- **Record extracts**
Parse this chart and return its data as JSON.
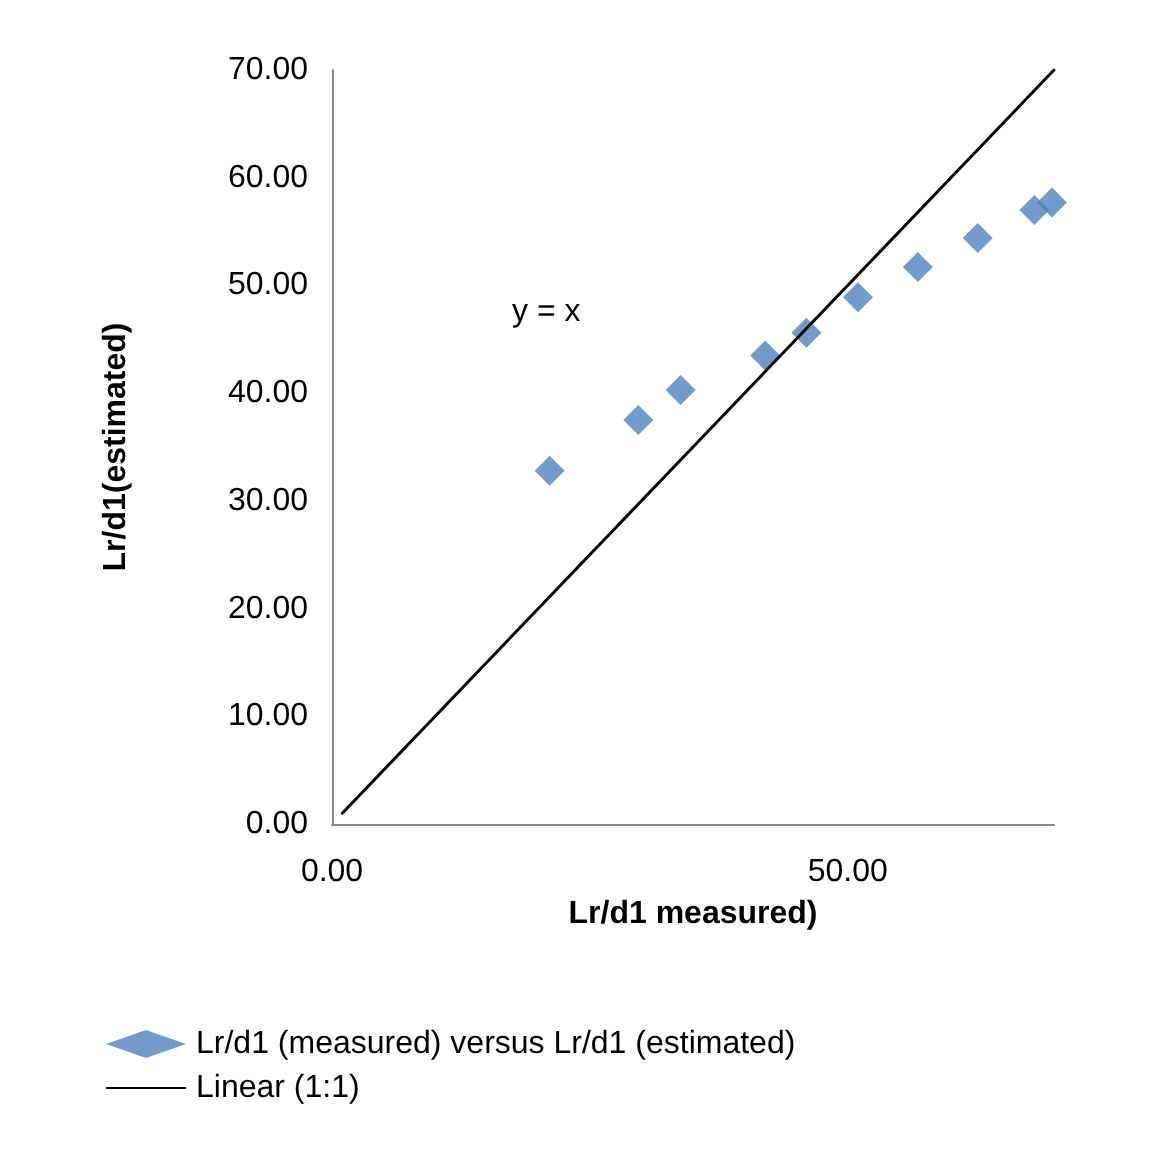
{
  "chart_data": {
    "type": "scatter",
    "xlabel": "Lr/d1 measured)",
    "ylabel": "Lr/d1(estimated)",
    "annotations": [
      "y = x"
    ],
    "series": [
      {
        "name": "Lr/d1 (measured) versus Lr/d1 (estimated)",
        "color": "#4f81bd",
        "marker": "diamond",
        "x": [
          21.1,
          29.7,
          33.8,
          42.0,
          46.0,
          51.0,
          56.8,
          62.6,
          68.1,
          69.8
        ],
        "values": [
          32.8,
          37.5,
          40.3,
          43.5,
          45.6,
          48.9,
          51.7,
          54.4,
          57.0,
          57.7
        ]
      },
      {
        "name": "Linear (1:1)",
        "type": "line",
        "color": "#000000",
        "marker": "none",
        "line_style": "solid",
        "x": [
          1,
          70
        ],
        "values": [
          1,
          70
        ]
      }
    ],
    "xlim": [
      0,
      70
    ],
    "ylim": [
      0,
      70
    ],
    "xticks": [
      {
        "value": 0,
        "label": "0.00"
      },
      {
        "value": 50,
        "label": "50.00"
      }
    ],
    "yticks": [
      {
        "value": 0,
        "label": "0.00"
      },
      {
        "value": 10,
        "label": "10.00"
      },
      {
        "value": 20,
        "label": "20.00"
      },
      {
        "value": 30,
        "label": "30.00"
      },
      {
        "value": 40,
        "label": "40.00"
      },
      {
        "value": 50,
        "label": "50.00"
      },
      {
        "value": 60,
        "label": "60.00"
      },
      {
        "value": 70,
        "label": "70.00"
      }
    ],
    "grid": false,
    "legend": "bottom"
  }
}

- **Direction**
Check each line of the material above for "estimated" and say how many lines contain it, giving the number alone.

- **Written reply**
2